- GOAL -
Below are some records. Say how many of their lines contain the string "values", and give nothing but the number.

Records contained in a dataset
— BEGIN —

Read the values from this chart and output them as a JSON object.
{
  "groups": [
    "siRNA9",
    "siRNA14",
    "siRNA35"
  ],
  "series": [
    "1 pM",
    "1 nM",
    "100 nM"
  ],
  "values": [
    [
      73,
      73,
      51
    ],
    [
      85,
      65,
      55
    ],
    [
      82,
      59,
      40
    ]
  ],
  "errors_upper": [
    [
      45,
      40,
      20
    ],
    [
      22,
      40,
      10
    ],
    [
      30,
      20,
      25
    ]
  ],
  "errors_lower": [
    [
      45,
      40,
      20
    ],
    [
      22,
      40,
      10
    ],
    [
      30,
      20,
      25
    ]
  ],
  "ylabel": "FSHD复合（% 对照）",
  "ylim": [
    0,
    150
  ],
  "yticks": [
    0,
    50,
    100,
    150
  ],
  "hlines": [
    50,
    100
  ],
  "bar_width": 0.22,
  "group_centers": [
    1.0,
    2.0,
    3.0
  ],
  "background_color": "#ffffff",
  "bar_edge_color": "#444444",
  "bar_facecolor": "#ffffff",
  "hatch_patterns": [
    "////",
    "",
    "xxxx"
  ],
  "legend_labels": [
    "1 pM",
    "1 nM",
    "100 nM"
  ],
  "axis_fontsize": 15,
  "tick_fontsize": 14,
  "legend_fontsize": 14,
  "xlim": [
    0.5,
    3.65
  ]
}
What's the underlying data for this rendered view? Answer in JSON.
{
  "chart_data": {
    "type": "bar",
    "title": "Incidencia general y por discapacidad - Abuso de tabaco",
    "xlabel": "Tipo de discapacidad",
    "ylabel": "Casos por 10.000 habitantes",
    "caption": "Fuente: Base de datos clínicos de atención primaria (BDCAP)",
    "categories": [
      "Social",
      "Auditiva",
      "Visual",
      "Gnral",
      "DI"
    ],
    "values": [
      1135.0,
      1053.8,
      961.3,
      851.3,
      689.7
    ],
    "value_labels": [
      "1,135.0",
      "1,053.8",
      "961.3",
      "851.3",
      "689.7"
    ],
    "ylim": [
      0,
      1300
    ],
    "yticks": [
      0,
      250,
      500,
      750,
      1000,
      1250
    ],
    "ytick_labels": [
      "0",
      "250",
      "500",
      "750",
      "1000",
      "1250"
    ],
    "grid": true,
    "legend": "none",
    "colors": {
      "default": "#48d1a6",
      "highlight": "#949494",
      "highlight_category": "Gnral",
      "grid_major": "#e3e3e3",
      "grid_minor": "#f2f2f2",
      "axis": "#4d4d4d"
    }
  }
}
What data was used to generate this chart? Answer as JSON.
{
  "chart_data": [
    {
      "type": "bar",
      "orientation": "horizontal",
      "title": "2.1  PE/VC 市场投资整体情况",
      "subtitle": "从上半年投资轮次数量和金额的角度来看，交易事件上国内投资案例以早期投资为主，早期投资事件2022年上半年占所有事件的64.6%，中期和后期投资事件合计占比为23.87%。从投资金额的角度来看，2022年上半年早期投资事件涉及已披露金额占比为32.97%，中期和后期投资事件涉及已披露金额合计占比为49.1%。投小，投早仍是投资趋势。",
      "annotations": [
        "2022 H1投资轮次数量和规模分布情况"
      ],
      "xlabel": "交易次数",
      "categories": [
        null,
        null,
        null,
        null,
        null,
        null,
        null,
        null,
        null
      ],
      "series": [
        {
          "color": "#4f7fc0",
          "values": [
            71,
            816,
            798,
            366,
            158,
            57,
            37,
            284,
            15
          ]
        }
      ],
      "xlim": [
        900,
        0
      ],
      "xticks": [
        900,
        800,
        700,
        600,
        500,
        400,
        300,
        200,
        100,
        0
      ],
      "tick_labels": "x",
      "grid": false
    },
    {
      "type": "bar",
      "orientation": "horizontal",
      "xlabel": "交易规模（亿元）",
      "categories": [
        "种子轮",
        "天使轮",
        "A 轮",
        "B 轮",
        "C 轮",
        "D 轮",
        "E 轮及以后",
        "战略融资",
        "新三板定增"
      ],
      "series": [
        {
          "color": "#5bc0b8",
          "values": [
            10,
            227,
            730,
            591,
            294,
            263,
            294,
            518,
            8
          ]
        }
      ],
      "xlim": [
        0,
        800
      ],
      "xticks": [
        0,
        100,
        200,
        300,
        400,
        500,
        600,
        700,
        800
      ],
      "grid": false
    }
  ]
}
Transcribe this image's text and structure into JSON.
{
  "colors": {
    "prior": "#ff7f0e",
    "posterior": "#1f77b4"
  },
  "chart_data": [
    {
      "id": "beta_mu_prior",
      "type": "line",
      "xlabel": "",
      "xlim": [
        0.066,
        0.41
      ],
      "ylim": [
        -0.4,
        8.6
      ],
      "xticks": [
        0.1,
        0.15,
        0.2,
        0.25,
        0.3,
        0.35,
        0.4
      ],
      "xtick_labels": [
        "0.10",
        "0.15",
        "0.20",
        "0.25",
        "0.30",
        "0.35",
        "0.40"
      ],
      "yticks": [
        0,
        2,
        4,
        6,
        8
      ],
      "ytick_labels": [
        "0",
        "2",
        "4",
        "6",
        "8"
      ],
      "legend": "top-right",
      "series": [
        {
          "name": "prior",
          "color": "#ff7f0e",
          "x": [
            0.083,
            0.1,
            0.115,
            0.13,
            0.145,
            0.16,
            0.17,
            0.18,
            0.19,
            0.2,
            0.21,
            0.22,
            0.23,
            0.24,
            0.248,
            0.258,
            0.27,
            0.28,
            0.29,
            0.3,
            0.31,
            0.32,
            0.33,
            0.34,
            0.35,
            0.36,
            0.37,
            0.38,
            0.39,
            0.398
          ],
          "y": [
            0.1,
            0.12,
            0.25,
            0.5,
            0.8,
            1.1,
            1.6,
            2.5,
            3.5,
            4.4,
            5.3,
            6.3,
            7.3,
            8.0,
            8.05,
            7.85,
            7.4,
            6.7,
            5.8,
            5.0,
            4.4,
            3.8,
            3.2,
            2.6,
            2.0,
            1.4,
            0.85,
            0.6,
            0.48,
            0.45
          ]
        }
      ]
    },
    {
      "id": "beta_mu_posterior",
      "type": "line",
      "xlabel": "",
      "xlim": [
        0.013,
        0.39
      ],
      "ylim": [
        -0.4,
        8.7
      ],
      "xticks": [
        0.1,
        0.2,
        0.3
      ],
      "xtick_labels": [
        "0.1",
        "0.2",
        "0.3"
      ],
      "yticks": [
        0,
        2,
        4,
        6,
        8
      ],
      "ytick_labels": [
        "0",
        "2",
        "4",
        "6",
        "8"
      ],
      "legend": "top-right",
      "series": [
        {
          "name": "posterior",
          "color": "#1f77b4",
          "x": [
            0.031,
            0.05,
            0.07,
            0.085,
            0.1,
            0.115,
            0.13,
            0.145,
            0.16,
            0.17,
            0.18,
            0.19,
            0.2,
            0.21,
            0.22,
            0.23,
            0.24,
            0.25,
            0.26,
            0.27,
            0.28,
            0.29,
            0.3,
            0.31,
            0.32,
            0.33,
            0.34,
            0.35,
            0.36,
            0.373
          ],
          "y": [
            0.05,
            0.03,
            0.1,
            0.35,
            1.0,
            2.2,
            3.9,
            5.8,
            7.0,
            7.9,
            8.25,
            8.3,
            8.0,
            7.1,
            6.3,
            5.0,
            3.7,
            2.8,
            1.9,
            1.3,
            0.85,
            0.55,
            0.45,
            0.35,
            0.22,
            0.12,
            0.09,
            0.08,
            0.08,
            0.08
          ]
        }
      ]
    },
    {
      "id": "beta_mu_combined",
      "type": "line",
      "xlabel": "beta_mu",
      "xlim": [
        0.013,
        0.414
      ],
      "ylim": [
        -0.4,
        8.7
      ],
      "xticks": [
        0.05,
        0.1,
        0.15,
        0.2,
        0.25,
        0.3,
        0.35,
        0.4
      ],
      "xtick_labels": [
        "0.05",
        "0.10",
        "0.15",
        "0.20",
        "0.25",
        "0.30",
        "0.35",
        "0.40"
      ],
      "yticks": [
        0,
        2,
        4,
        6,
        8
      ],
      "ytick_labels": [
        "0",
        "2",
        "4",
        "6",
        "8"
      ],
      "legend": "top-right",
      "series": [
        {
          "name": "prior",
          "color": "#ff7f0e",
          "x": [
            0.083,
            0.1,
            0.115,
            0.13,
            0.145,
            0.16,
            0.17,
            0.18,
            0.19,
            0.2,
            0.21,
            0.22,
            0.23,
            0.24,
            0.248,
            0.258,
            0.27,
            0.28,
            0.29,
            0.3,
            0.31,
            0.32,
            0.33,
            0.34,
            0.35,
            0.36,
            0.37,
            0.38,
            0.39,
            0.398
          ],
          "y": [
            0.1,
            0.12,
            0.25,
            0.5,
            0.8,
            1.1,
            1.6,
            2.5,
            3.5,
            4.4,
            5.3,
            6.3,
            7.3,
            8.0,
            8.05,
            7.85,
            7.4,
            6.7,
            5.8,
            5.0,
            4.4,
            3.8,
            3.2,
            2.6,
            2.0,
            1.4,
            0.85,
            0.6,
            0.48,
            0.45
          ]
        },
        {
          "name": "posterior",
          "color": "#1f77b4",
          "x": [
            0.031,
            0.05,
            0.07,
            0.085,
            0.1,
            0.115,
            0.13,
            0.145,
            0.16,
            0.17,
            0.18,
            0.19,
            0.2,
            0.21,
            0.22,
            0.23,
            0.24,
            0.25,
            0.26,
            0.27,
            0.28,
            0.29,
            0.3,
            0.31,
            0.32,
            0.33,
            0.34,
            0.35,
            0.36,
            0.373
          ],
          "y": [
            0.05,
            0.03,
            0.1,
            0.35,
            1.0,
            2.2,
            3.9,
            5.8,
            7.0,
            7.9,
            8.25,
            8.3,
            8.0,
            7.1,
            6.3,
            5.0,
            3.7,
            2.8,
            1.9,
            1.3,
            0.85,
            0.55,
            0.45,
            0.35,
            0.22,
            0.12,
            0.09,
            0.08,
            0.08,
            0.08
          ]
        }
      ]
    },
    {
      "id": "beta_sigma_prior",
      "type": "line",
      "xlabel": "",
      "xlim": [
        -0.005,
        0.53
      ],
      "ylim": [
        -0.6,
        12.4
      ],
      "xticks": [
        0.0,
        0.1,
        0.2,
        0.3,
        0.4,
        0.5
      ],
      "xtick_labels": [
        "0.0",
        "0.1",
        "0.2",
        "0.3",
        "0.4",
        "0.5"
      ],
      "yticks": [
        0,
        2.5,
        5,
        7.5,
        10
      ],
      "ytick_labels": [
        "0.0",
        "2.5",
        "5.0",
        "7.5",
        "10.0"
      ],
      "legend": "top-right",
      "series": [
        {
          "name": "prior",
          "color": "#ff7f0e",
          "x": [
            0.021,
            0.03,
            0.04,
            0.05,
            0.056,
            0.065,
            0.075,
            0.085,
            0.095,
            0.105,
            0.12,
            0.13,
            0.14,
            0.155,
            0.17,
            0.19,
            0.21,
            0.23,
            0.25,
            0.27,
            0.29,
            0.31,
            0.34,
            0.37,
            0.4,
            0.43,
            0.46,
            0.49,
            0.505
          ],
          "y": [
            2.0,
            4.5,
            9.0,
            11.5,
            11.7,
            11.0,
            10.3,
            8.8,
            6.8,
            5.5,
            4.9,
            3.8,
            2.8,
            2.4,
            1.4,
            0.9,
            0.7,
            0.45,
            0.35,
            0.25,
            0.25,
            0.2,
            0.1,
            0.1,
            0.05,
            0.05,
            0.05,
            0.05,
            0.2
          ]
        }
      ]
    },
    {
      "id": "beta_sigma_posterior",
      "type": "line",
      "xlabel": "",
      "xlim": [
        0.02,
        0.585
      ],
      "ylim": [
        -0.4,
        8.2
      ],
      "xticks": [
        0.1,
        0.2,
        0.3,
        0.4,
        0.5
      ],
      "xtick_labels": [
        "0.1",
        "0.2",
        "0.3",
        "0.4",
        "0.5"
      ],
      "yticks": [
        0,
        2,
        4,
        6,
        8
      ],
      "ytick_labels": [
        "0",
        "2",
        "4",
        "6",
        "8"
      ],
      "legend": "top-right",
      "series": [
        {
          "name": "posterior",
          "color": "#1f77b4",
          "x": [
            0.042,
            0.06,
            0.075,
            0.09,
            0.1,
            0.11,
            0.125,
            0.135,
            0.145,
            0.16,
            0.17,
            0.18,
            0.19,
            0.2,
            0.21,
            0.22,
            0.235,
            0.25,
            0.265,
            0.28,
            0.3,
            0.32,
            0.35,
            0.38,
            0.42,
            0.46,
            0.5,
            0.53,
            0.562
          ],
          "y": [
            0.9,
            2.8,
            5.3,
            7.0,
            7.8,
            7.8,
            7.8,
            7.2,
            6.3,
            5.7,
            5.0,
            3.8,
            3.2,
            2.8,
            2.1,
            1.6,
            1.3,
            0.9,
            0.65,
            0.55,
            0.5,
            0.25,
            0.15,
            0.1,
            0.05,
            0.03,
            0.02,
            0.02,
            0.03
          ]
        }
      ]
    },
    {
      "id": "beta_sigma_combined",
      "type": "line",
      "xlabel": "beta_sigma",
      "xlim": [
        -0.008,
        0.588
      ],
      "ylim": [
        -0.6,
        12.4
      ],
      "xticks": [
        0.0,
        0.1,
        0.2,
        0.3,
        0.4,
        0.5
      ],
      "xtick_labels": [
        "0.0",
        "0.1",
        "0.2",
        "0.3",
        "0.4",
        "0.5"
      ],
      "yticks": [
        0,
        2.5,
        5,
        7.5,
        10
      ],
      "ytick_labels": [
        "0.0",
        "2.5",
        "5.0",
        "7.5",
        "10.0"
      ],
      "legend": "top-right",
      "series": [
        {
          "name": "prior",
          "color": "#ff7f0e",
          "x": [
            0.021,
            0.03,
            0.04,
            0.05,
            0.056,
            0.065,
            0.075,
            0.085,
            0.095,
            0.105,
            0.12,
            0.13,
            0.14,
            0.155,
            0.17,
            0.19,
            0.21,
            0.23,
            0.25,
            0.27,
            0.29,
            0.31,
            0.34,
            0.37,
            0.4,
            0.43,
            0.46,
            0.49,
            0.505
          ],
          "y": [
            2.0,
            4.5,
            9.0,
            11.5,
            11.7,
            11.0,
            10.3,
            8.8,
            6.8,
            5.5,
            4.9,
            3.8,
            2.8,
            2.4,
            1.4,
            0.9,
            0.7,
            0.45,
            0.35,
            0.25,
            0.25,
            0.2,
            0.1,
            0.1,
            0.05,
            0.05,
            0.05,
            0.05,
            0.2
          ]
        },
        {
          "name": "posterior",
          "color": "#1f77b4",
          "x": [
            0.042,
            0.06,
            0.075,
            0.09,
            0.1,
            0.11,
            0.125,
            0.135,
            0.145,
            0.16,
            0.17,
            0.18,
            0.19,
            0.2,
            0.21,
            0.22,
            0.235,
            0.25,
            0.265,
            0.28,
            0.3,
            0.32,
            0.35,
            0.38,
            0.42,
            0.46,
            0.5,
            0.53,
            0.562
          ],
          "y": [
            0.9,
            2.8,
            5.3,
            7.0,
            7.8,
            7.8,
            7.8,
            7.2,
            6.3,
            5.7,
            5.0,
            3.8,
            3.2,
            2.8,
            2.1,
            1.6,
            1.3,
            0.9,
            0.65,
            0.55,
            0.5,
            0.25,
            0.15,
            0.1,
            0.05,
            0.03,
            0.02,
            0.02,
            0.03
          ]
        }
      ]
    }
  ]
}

— END —

- CORRECT RESULT -
5